AIM | Every record below should be transcribed exactly. Omit the images.

SUPPLIED MATERIAL |
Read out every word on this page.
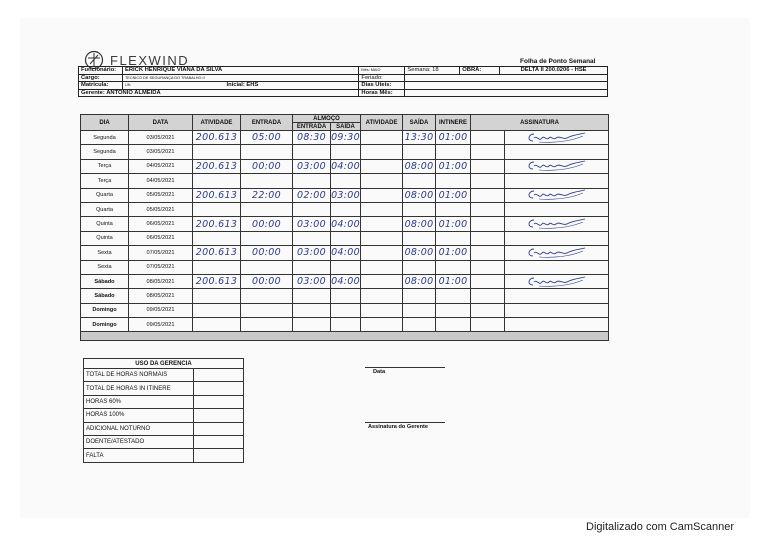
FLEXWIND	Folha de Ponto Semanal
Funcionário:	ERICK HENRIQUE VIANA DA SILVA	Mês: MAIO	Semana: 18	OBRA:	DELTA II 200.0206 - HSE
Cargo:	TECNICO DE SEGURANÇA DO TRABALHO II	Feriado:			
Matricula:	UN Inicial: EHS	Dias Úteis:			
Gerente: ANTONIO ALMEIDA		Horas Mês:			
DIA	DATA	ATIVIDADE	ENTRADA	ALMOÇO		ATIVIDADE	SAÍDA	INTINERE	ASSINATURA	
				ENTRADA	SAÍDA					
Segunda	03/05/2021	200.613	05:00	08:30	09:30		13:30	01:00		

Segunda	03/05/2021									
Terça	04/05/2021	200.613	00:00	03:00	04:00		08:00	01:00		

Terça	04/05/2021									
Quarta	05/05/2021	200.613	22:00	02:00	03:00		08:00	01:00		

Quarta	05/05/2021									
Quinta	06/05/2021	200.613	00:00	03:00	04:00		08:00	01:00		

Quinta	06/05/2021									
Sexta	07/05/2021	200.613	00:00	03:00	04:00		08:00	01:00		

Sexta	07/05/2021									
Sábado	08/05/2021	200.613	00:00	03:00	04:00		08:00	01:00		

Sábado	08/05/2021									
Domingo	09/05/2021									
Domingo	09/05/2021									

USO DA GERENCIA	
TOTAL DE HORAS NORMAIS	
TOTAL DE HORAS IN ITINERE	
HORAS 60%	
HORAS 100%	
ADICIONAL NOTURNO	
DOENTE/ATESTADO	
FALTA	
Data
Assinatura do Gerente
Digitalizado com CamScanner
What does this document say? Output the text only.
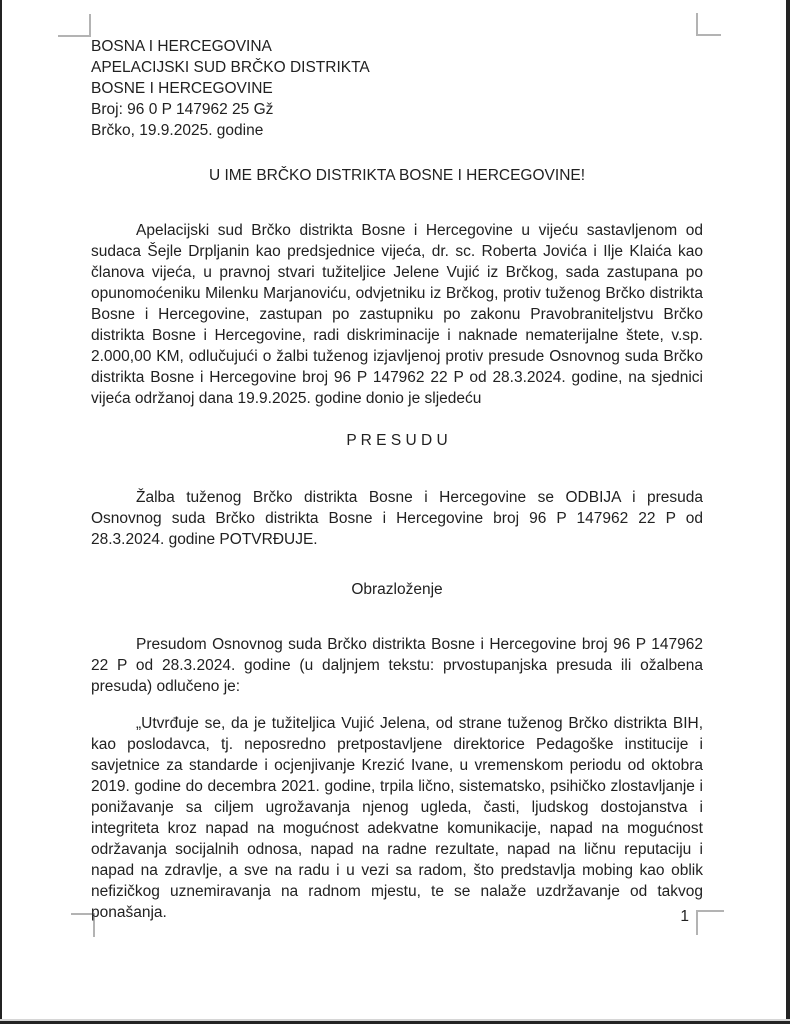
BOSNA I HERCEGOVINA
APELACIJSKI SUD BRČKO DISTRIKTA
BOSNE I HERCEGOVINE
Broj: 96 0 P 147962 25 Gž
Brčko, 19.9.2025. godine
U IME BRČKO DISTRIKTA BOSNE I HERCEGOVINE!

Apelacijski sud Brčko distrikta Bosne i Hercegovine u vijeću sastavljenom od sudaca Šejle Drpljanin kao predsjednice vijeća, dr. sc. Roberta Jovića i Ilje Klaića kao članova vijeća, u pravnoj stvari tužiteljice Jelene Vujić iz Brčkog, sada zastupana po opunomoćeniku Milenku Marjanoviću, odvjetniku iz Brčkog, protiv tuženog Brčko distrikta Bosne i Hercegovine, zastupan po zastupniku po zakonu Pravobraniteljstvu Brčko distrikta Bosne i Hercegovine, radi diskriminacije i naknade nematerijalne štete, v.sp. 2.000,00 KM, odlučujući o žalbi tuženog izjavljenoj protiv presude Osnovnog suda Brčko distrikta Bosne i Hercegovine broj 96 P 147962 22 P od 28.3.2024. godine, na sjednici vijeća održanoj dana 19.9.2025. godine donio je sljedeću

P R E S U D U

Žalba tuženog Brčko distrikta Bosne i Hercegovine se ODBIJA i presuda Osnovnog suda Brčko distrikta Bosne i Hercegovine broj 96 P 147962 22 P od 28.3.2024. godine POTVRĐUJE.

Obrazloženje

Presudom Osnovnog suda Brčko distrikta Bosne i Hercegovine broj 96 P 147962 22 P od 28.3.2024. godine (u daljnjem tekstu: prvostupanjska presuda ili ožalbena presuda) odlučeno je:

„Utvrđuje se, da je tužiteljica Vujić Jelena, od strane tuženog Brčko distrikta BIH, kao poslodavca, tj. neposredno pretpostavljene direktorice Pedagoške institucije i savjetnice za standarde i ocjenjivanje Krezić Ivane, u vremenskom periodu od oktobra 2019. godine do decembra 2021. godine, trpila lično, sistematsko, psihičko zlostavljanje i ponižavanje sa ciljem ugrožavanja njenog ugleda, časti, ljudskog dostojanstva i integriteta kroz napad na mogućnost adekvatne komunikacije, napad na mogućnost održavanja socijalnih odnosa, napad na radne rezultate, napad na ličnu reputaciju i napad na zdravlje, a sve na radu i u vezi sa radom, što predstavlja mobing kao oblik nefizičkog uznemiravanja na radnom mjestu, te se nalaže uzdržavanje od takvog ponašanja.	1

RIGHT ANSWER |
Read out every word on this page.
FLEXWIND	Folha de Ponto Semanal
Funcionário:	ERICK HENRIQUE VIANA DA SILVA	Mês: MAIO	Semana: 18	OBRA:	DELTA II 200.0206 - HSE
Cargo:	TECNICO DE SEGURANÇA DO TRABALHO II	Feriado:			
Matricula:	UN Inicial: EHS	Dias Úteis:			
Gerente: ANTONIO ALMEIDA		Horas Mês:			
DIA	DATA	ATIVIDADE	ENTRADA	ALMOÇO		ATIVIDADE	SAÍDA	INTINERE	ASSINATURA	
				ENTRADA	SAÍDA					
Segunda	03/05/2021	200.613	05:00	08:30	09:30		13:30	01:00		

Segunda	03/05/2021									
Terça	04/05/2021	200.613	00:00	03:00	04:00		08:00	01:00		

Terça	04/05/2021									
Quarta	05/05/2021	200.613	22:00	02:00	03:00		08:00	01:00		

Quarta	05/05/2021									
Quinta	06/05/2021	200.613	00:00	03:00	04:00		08:00	01:00		

Quinta	06/05/2021									
Sexta	07/05/2021	200.613	00:00	03:00	04:00		08:00	01:00		

Sexta	07/05/2021									
Sábado	08/05/2021	200.613	00:00	03:00	04:00		08:00	01:00		

Sábado	08/05/2021									
Domingo	09/05/2021									
Domingo	09/05/2021									

USO DA GERENCIA	
TOTAL DE HORAS NORMAIS	
TOTAL DE HORAS IN ITINERE	
HORAS 60%	
HORAS 100%	
ADICIONAL NOTURNO	
DOENTE/ATESTADO	
FALTA	
Data
Assinatura do Gerente
Digitalizado com CamScanner
What does this document say? Output the text only.
BOSNA I HERCEGOVINA
APELACIJSKI SUD BRČKO DISTRIKTA
BOSNE I HERCEGOVINE
Broj: 96 0 P 147962 25 Gž
Brčko, 19.9.2025. godine
U IME BRČKO DISTRIKTA BOSNE I HERCEGOVINE!

Apelacijski sud Brčko distrikta Bosne i Hercegovine u vijeću sastavljenom od sudaca Šejle Drpljanin kao predsjednice vijeća, dr. sc. Roberta Jovića i Ilje Klaića kao članova vijeća, u pravnoj stvari tužiteljice Jelene Vujić iz Brčkog, sada zastupana po opunomoćeniku Milenku Marjanoviću, odvjetniku iz Brčkog, protiv tuženog Brčko distrikta Bosne i Hercegovine, zastupan po zastupniku po zakonu Pravobraniteljstvu Brčko distrikta Bosne i Hercegovine, radi diskriminacije i naknade nematerijalne štete, v.sp. 2.000,00 KM, odlučujući o žalbi tuženog izjavljenoj protiv presude Osnovnog suda Brčko distrikta Bosne i Hercegovine broj 96 P 147962 22 P od 28.3.2024. godine, na sjednici vijeća održanoj dana 19.9.2025. godine donio je sljedeću

P R E S U D U

Žalba tuženog Brčko distrikta Bosne i Hercegovine se ODBIJA i presuda Osnovnog suda Brčko distrikta Bosne i Hercegovine broj 96 P 147962 22 P od 28.3.2024. godine POTVRĐUJE.

Obrazloženje

Presudom Osnovnog suda Brčko distrikta Bosne i Hercegovine broj 96 P 147962 22 P od 28.3.2024. godine (u daljnjem tekstu: prvostupanjska presuda ili ožalbena presuda) odlučeno je:

„Utvrđuje se, da je tužiteljica Vujić Jelena, od strane tuženog Brčko distrikta BIH, kao poslodavca, tj. neposredno pretpostavljene direktorice Pedagoške institucije i savjetnice za standarde i ocjenjivanje Krezić Ivane, u vremenskom periodu od oktobra 2019. godine do decembra 2021. godine, trpila lično, sistematsko, psihičko zlostavljanje i ponižavanje sa ciljem ugrožavanja njenog ugleda, časti, ljudskog dostojanstva i integriteta kroz napad na mogućnost adekvatne komunikacije, napad na mogućnost održavanja socijalnih odnosa, napad na radne rezultate, napad na ličnu reputaciju i napad na zdravlje, a sve na radu i u vezi sa radom, što predstavlja mobing kao oblik nefizičkog uznemiravanja na radnom mjestu, te se nalaže uzdržavanje od takvog ponašanja.	1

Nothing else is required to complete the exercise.